Work to do
Emit the data below verbatim, stripping out any pictures.

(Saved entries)
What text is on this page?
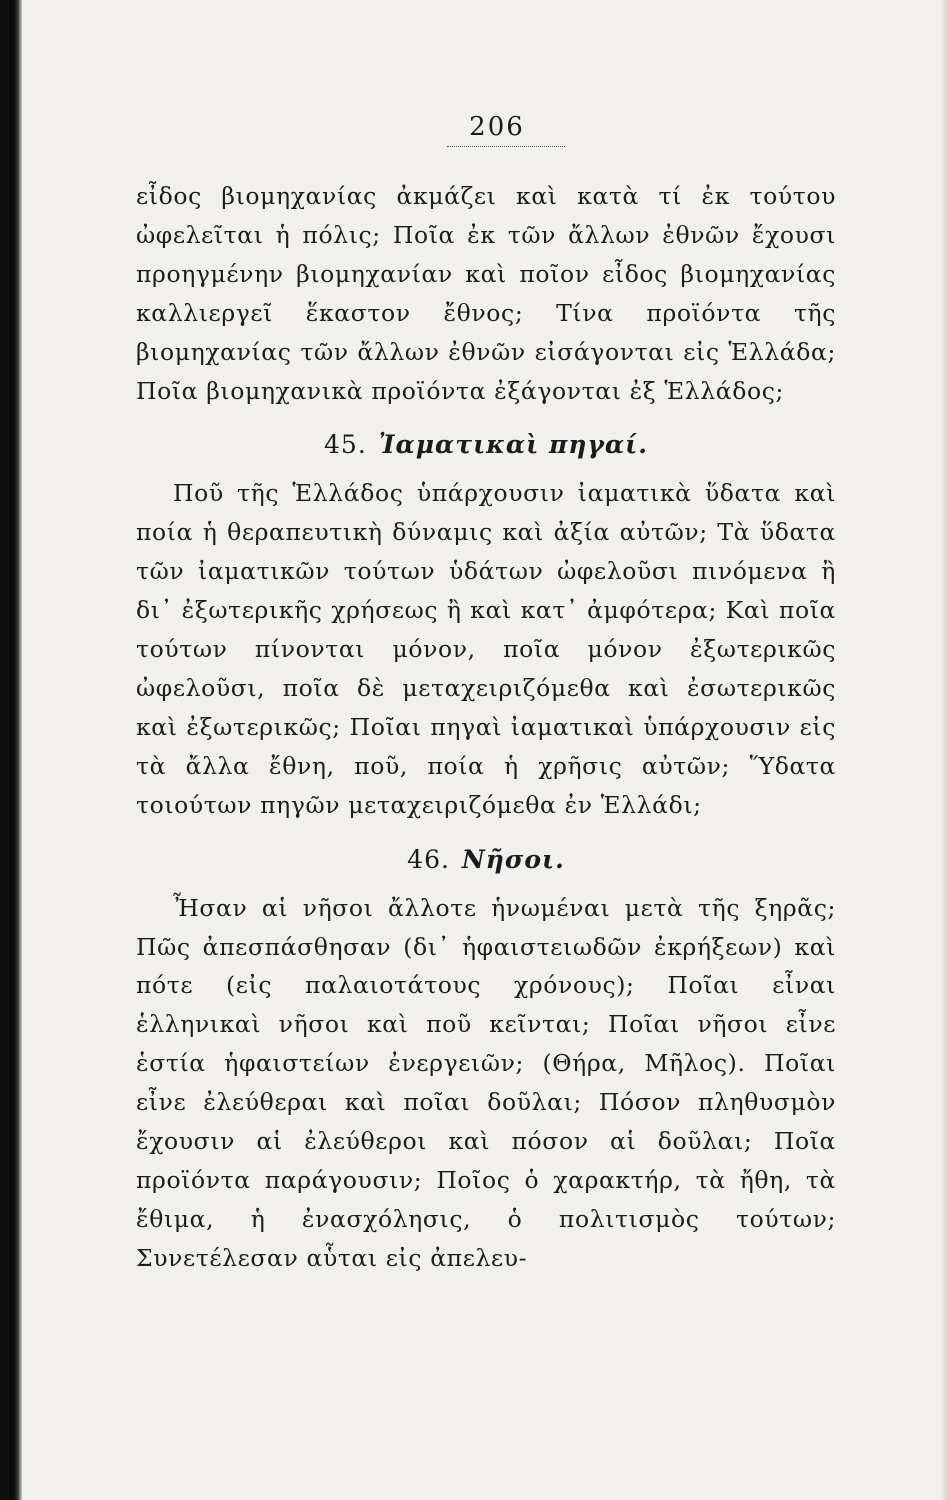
206

εἶδος βιομηχανίας ἀκμάζει καὶ κατὰ τί ἐκ τούτου ὠφελεῖται ἡ πόλις; Ποῖα ἐκ τῶν ἄλλων ἐθνῶν ἔχουσι προηγμένην βιομηχανίαν καὶ ποῖον εἶδος βιομηχανίας καλλιεργεῖ ἕκαστον ἔθνος; Τίνα προϊόντα τῆς βιομηχανίας τῶν ἄλλων ἐθνῶν εἰσάγονται εἰς Ἑλλάδα; Ποῖα βιομηχανικὰ προϊόντα ἐξάγονται ἐξ Ἑλλάδος;

45. Ἰαματικαὶ πηγαί.

Ποῦ τῆς Ἑλλάδος ὑπάρχουσιν ἰαματικὰ ὕδατα καὶ ποία ἡ θεραπευτικὴ δύναμις καὶ ἀξία αὐτῶν; Τὰ ὕδατα τῶν ἰαματικῶν τούτων ὑδάτων ὠφελοῦσι πινόμενα ἢ δι᾽ ἐξωτερικῆς χρήσεως ἢ καὶ κατ᾽ ἀμφότερα; Καὶ ποῖα τούτων πίνονται μόνον, ποῖα μόνον ἐξωτερικῶς ὠφελοῦσι, ποῖα δὲ μεταχειριζόμεθα καὶ ἐσωτερικῶς καὶ ἐξωτερικῶς; Ποῖαι πηγαὶ ἰαματικαὶ ὑπάρχουσιν εἰς τὰ ἄλλα ἔθνη, ποῦ, ποία ἡ χρῆσις αὐτῶν; Ὕδατα τοιούτων πηγῶν μεταχειριζόμεθα ἐν Ἑλλάδι;

46. Νῆσοι.

Ἦσαν αἱ νῆσοι ἄλλοτε ἡνωμέναι μετὰ τῆς ξηρᾶς; Πῶς ἀπεσπάσθησαν (δι᾽ ἡφαιστειωδῶν ἐκρήξεων) καὶ πότε (εἰς παλαιοτάτους χρόνους); Ποῖαι εἶναι ἑλληνικαὶ νῆσοι καὶ ποῦ κεῖνται; Ποῖαι νῆσοι εἶνε ἑστία ἡφαιστείων ἐνεργειῶν; (Θήρα, Μῆλος). Ποῖαι εἶνε ἐλεύθεραι καὶ ποῖαι δοῦλαι; Πόσον πληθυσμὸν ἔχουσιν αἱ ἐλεύθεροι καὶ πόσον αἱ δοῦλαι; Ποῖα προϊόντα παράγουσιν; Ποῖος ὁ χαρακτήρ, τὰ ἤθη, τὰ ἔθιμα, ἡ ἐνασχόλησις, ὁ πολιτισμὸς τούτων; Συνετέλεσαν αὗται εἰς ἀπελευ-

Exercise response
What text is on this page?
206

εἶδος βιομηχανίας ἀκμάζει καὶ κατὰ τί ἐκ τούτου ὠφελεῖται ἡ πόλις; Ποῖα ἐκ τῶν ἄλλων ἐθνῶν ἔχουσι προηγμένην βιομηχανίαν καὶ ποῖον εἶδος βιομηχανίας καλλιεργεῖ ἕκαστον ἔθνος; Τίνα προϊόντα τῆς βιομηχανίας τῶν ἄλλων ἐθνῶν εἰσάγονται εἰς Ἑλλάδα; Ποῖα βιομηχανικὰ προϊόντα ἐξάγονται ἐξ Ἑλλάδος;

45. Ἰαματικαὶ πηγαί.

Ποῦ τῆς Ἑλλάδος ὑπάρχουσιν ἰαματικὰ ὕδατα καὶ ποία ἡ θεραπευτικὴ δύναμις καὶ ἀξία αὐτῶν; Τὰ ὕδατα τῶν ἰαματικῶν τούτων ὑδάτων ὠφελοῦσι πινόμενα ἢ δι᾽ ἐξωτερικῆς χρήσεως ἢ καὶ κατ᾽ ἀμφότερα; Καὶ ποῖα τούτων πίνονται μόνον, ποῖα μόνον ἐξωτερικῶς ὠφελοῦσι, ποῖα δὲ μεταχειριζόμεθα καὶ ἐσωτερικῶς καὶ ἐξωτερικῶς; Ποῖαι πηγαὶ ἰαματικαὶ ὑπάρχουσιν εἰς τὰ ἄλλα ἔθνη, ποῦ, ποία ἡ χρῆσις αὐτῶν; Ὕδατα τοιούτων πηγῶν μεταχειριζόμεθα ἐν Ἑλλάδι;

46. Νῆσοι.

Ἦσαν αἱ νῆσοι ἄλλοτε ἡνωμέναι μετὰ τῆς ξηρᾶς; Πῶς ἀπεσπάσθησαν (δι᾽ ἡφαιστειωδῶν ἐκρήξεων) καὶ πότε (εἰς παλαιοτάτους χρόνους); Ποῖαι εἶναι ἑλληνικαὶ νῆσοι καὶ ποῦ κεῖνται; Ποῖαι νῆσοι εἶνε ἑστία ἡφαιστείων ἐνεργειῶν; (Θήρα, Μῆλος). Ποῖαι εἶνε ἐλεύθεραι καὶ ποῖαι δοῦλαι; Πόσον πληθυσμὸν ἔχουσιν αἱ ἐλεύθεροι καὶ πόσον αἱ δοῦλαι; Ποῖα προϊόντα παράγουσιν; Ποῖος ὁ χαρακτήρ, τὰ ἤθη, τὰ ἔθιμα, ἡ ἐνασχόλησις, ὁ πολιτισμὸς τούτων; Συνετέλεσαν αὗται εἰς ἀπελευ-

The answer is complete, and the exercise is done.